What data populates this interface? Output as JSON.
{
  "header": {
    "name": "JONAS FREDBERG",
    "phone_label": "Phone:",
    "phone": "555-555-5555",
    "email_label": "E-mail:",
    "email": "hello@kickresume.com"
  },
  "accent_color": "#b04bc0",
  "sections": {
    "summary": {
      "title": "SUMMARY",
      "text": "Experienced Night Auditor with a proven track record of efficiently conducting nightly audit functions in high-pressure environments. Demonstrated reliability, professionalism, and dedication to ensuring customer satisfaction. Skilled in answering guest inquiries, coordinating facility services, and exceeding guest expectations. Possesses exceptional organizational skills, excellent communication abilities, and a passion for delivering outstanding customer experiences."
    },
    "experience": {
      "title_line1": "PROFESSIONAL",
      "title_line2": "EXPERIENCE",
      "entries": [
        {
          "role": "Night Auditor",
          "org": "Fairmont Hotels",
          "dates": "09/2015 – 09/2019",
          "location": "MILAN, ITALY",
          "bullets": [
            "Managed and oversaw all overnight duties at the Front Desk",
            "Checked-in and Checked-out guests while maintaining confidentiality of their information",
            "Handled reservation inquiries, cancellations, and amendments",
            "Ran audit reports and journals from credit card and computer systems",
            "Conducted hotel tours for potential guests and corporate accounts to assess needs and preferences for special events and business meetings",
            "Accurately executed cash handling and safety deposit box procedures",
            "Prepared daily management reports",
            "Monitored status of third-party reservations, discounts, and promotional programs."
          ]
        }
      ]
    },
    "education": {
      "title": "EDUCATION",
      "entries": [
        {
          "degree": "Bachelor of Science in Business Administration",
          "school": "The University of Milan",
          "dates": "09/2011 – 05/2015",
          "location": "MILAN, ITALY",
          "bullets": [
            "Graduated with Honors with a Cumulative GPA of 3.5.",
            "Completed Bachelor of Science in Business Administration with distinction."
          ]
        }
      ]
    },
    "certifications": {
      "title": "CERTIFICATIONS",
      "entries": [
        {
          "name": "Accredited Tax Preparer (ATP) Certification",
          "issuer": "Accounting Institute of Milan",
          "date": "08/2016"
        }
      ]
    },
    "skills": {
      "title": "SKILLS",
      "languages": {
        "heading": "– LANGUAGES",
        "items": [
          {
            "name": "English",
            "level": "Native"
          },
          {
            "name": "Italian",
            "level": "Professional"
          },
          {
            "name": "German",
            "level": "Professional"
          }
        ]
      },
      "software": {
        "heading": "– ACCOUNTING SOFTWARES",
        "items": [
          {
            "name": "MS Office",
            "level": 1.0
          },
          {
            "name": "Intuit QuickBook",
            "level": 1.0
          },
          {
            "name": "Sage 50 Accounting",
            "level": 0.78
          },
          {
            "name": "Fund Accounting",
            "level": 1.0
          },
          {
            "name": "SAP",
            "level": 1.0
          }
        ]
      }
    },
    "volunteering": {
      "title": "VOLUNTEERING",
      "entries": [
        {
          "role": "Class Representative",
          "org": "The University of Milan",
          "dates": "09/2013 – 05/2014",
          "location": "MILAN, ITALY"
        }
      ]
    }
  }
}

» **Stated problem**:
Identify each line of the material where the word "heading" shows up, and copy it.

» **Solution to the exercise**:
        "heading": "– LANGUAGES",
        "heading": "– ACCOUNTING SOFTWARES",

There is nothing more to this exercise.